Transcribe all the entries word for word, omitting any pictures they contain.

--- Begin ---

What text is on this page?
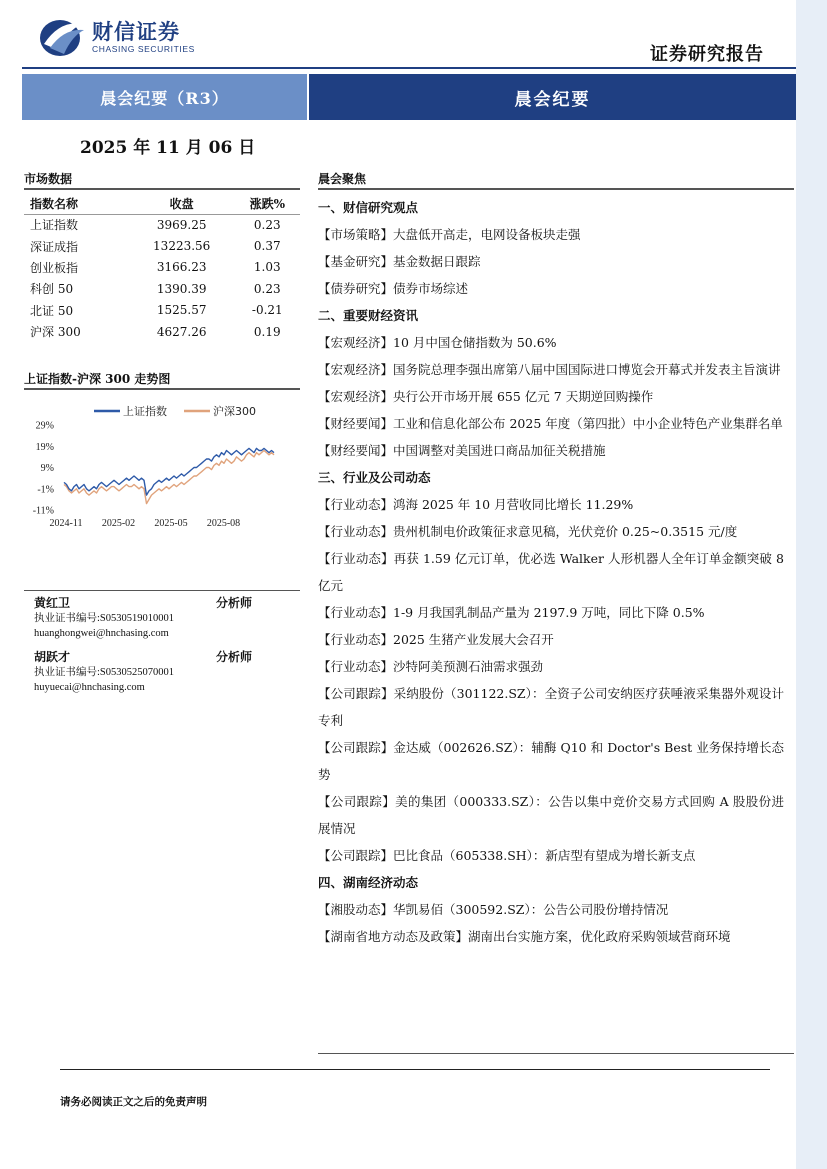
财信证券
CHASING SECURITIES	证券研究报告
晨会纪要（R3）	晨会纪要
2025 年 11 月 06 日
市场数据
指数名称	收盘	涨跌%
上证指数	3969.25	0.23
深证成指	13223.56	0.37
创业板指	3166.23	1.03
科创 50	1390.39	0.23
北证 50	1525.57	-0.21
沪深 300	4627.26	0.19
上证指数-沪深 300 走势图
上证指数	沪深300
29%
19%
9%
-1%
-11%
2024-11 2025-02 2025-05 2025-08
黄红卫	分析师
执业证书编号:S0530519010001
huanghongwei@hnchasing.com
胡跃才	分析师
执业证书编号:S0530525070001
huyuecai@hnchasing.com
晨会聚焦
一、财信研究观点
【市场策略】大盘低开高走，电网设备板块走强
【基金研究】基金数据日跟踪
【债券研究】债券市场综述
二、重要财经资讯
【宏观经济】10 月中国仓储指数为 50.6%
【宏观经济】国务院总理李强出席第八届中国国际进口博览会开幕式并发表主旨演讲
【宏观经济】央行公开市场开展 655 亿元 7 天期逆回购操作
【财经要闻】工业和信息化部公布 2025 年度（第四批）中小企业特色产业集群名单
【财经要闻】中国调整对美国进口商品加征关税措施
三、行业及公司动态
【行业动态】鸿海 2025 年 10 月营收同比增长 11.29%
【行业动态】贵州机制电价政策征求意见稿，光伏竞价 0.25~0.3515 元/度
【行业动态】再获 1.59 亿元订单，优必选 Walker 人形机器人全年订单金额突破 8 亿元
【行业动态】1-9 月我国乳制品产量为 2197.9 万吨，同比下降 0.5%
【行业动态】2025 生猪产业发展大会召开
【行业动态】沙特阿美预测石油需求强劲
【公司跟踪】采纳股份（301122.SZ）：全资子公司安纳医疗获唾液采集器外观设计专利
【公司跟踪】金达威（002626.SZ）：辅酶 Q10 和 Doctor's Best 业务保持增长态势
【公司跟踪】美的集团（000333.SZ）：公告以集中竞价交易方式回购 A 股股份进展情况
【公司跟踪】巴比食品（605338.SH）：新店型有望成为增长新支点
四、湖南经济动态
【湘股动态】华凯易佰（300592.SZ）：公告公司股份增持情况
【湖南省地方动态及政策】湖南出台实施方案，优化政府采购领域营商环境
请务必阅读正文之后的免责声明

--- End ---

> _Result of this exercise_:
What text is on this page?
财信证券
CHASING SECURITIES	证券研究报告
晨会纪要（R3）	晨会纪要
2025 年 11 月 06 日
市场数据
指数名称	收盘	涨跌%
上证指数	3969.25	0.23
深证成指	13223.56	0.37
创业板指	3166.23	1.03
科创 50	1390.39	0.23
北证 50	1525.57	-0.21
沪深 300	4627.26	0.19
上证指数-沪深 300 走势图
上证指数	沪深300
29%
19%
9%
-1%
-11%
2024-11 2025-02 2025-05 2025-08
黄红卫	分析师
执业证书编号:S0530519010001
huanghongwei@hnchasing.com
胡跃才	分析师
执业证书编号:S0530525070001
huyuecai@hnchasing.com
晨会聚焦
一、财信研究观点
【市场策略】大盘低开高走，电网设备板块走强
【基金研究】基金数据日跟踪
【债券研究】债券市场综述
二、重要财经资讯
【宏观经济】10 月中国仓储指数为 50.6%
【宏观经济】国务院总理李强出席第八届中国国际进口博览会开幕式并发表主旨演讲
【宏观经济】央行公开市场开展 655 亿元 7 天期逆回购操作
【财经要闻】工业和信息化部公布 2025 年度（第四批）中小企业特色产业集群名单
【财经要闻】中国调整对美国进口商品加征关税措施
三、行业及公司动态
【行业动态】鸿海 2025 年 10 月营收同比增长 11.29%
【行业动态】贵州机制电价政策征求意见稿，光伏竞价 0.25~0.3515 元/度
【行业动态】再获 1.59 亿元订单，优必选 Walker 人形机器人全年订单金额突破 8 亿元
【行业动态】1-9 月我国乳制品产量为 2197.9 万吨，同比下降 0.5%
【行业动态】2025 生猪产业发展大会召开
【行业动态】沙特阿美预测石油需求强劲
【公司跟踪】采纳股份（301122.SZ）：全资子公司安纳医疗获唾液采集器外观设计专利
【公司跟踪】金达威（002626.SZ）：辅酶 Q10 和 Doctor's Best 业务保持增长态势
【公司跟踪】美的集团（000333.SZ）：公告以集中竞价交易方式回购 A 股股份进展情况
【公司跟踪】巴比食品（605338.SH）：新店型有望成为增长新支点
四、湖南经济动态
【湘股动态】华凯易佰（300592.SZ）：公告公司股份增持情况
【湖南省地方动态及政策】湖南出台实施方案，优化政府采购领域营商环境
请务必阅读正文之后的免责声明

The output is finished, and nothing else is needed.